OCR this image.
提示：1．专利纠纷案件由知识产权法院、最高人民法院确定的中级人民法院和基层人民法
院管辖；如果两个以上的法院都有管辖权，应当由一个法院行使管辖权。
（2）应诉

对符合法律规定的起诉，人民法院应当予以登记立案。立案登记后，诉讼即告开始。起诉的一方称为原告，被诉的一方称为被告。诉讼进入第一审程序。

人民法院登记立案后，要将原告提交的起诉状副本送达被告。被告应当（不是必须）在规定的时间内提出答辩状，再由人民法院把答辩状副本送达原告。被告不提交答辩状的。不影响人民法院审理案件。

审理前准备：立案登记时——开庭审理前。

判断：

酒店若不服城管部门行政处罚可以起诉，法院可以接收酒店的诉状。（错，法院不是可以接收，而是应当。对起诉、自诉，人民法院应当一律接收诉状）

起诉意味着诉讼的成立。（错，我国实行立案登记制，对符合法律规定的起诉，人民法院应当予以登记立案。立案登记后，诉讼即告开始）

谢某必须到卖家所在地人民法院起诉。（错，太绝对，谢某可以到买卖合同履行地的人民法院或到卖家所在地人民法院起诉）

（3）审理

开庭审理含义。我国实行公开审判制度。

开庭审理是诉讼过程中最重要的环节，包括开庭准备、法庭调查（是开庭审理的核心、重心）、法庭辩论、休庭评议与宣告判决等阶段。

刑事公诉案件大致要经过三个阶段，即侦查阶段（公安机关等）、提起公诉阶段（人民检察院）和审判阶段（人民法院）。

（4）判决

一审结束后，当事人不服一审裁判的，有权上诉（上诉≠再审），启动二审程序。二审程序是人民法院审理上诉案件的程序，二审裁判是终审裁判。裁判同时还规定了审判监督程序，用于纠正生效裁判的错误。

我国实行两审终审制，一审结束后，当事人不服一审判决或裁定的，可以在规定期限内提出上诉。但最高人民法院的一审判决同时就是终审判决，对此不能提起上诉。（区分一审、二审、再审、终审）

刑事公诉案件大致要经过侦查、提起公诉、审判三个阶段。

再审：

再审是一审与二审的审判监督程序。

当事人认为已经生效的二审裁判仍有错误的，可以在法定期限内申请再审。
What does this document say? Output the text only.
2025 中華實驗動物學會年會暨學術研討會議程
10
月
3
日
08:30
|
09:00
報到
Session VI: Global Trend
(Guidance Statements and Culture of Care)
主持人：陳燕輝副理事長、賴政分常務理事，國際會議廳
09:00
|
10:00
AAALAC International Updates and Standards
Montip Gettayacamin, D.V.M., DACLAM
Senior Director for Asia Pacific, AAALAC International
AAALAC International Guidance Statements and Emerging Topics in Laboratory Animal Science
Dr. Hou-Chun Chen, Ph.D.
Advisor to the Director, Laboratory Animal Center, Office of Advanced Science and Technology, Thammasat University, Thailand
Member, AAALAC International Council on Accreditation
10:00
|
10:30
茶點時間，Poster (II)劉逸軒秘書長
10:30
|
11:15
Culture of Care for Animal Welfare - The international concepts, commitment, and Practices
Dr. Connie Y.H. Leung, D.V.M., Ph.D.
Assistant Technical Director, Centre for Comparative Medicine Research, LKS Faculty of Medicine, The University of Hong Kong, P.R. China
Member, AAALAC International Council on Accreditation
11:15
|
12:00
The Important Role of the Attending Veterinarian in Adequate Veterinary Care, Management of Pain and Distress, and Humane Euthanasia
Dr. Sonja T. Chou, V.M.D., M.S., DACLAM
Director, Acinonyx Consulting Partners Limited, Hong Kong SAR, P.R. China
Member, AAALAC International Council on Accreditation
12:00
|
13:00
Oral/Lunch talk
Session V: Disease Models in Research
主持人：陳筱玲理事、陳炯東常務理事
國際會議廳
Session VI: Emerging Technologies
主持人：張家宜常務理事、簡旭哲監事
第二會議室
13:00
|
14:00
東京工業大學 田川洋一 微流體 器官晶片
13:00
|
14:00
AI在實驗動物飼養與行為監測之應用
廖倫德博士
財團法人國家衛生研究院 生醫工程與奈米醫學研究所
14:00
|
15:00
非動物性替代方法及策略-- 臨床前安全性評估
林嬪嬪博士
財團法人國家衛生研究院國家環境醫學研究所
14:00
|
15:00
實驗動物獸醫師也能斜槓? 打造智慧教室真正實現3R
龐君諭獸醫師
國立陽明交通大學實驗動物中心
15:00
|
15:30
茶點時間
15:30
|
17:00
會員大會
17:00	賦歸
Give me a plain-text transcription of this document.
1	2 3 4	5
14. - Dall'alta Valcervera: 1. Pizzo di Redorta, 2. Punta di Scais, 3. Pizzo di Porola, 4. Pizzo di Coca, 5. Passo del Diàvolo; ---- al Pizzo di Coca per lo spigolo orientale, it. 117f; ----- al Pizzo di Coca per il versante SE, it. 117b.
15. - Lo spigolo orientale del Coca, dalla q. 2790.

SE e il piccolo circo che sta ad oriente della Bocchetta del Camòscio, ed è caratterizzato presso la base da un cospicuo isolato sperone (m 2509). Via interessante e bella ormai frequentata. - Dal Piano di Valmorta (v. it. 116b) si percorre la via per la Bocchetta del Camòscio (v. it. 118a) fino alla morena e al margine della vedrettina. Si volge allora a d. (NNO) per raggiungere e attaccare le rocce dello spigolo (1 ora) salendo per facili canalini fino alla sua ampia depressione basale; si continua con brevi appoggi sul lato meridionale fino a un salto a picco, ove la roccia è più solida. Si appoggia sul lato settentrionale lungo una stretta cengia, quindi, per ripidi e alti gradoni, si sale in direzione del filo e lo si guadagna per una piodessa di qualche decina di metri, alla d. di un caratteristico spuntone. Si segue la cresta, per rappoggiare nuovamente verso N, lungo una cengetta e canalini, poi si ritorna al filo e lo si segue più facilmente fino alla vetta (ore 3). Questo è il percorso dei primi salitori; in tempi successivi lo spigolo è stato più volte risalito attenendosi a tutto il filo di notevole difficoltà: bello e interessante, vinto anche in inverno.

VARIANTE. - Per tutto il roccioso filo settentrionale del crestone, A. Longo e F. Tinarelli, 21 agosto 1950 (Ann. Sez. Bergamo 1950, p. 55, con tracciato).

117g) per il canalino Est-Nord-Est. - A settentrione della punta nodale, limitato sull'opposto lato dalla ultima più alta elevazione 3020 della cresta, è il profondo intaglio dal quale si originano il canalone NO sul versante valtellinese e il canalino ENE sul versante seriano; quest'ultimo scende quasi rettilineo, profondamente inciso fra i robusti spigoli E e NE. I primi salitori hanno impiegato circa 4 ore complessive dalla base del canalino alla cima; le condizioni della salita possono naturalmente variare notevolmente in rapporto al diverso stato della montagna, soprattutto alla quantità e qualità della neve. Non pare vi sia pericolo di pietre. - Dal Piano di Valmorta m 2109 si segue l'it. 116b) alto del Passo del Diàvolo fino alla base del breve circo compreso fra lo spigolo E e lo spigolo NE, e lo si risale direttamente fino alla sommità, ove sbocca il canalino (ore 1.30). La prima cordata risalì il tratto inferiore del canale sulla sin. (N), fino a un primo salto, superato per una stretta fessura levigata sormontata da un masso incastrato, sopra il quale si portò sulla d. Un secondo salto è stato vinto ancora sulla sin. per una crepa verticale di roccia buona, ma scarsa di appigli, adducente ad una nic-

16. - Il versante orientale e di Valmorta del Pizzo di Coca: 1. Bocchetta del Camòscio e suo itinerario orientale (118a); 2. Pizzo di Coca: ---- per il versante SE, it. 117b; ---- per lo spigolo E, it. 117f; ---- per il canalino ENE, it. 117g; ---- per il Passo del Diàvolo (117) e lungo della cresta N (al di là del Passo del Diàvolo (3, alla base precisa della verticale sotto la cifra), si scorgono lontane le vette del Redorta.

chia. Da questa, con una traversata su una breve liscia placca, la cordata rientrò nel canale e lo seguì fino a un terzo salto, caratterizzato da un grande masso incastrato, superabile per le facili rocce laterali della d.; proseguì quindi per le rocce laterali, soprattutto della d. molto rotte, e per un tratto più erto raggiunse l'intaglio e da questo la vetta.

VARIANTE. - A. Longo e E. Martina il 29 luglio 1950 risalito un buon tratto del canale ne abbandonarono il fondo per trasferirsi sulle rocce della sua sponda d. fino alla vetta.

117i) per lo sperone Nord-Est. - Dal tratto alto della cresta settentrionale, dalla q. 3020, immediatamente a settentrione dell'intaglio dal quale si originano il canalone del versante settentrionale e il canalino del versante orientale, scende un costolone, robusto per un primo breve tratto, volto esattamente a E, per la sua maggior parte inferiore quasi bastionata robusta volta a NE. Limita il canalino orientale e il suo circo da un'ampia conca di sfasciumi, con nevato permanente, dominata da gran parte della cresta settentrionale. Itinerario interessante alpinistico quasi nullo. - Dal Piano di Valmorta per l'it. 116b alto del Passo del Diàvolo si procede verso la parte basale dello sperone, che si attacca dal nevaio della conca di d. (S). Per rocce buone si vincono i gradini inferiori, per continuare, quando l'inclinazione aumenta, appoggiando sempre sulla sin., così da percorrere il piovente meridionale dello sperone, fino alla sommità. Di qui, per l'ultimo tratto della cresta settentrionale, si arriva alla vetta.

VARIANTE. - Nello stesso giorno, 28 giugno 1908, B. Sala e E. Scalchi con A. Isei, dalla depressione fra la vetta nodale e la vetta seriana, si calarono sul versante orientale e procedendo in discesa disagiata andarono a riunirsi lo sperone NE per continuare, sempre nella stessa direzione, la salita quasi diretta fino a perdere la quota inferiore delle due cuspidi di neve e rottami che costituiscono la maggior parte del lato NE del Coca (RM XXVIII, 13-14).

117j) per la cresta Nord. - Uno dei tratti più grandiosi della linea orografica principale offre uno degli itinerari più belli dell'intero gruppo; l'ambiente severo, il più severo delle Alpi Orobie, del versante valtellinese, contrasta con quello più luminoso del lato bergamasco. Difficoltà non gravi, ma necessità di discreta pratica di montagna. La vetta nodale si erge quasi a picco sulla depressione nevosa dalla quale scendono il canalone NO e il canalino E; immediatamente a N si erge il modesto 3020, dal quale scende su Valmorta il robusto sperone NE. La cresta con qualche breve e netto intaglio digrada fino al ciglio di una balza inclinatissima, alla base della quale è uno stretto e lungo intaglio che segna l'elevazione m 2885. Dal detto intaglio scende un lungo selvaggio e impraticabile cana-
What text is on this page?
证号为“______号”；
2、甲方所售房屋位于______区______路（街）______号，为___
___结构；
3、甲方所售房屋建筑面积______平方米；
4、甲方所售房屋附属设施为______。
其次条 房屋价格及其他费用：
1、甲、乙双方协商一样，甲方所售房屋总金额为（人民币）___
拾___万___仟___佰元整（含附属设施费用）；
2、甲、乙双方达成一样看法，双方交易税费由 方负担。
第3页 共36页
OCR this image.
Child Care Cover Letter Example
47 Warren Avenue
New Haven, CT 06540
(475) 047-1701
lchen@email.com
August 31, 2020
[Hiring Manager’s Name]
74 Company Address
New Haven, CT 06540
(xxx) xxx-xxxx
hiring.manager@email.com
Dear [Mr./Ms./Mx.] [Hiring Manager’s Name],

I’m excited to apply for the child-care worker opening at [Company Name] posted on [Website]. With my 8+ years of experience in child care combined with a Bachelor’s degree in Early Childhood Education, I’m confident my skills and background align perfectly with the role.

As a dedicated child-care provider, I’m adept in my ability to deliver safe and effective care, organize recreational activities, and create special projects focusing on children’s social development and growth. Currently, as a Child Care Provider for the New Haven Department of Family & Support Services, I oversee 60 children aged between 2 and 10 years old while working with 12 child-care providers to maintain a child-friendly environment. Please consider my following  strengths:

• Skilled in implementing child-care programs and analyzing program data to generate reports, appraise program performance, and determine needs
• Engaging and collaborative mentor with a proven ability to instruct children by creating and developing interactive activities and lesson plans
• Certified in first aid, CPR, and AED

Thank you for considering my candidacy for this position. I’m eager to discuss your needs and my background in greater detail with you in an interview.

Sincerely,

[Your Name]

:: Stated task ::
What is the number of lines in the data holding the word "needs"? Reply with that number only.

:: Answer for this exercise ::
2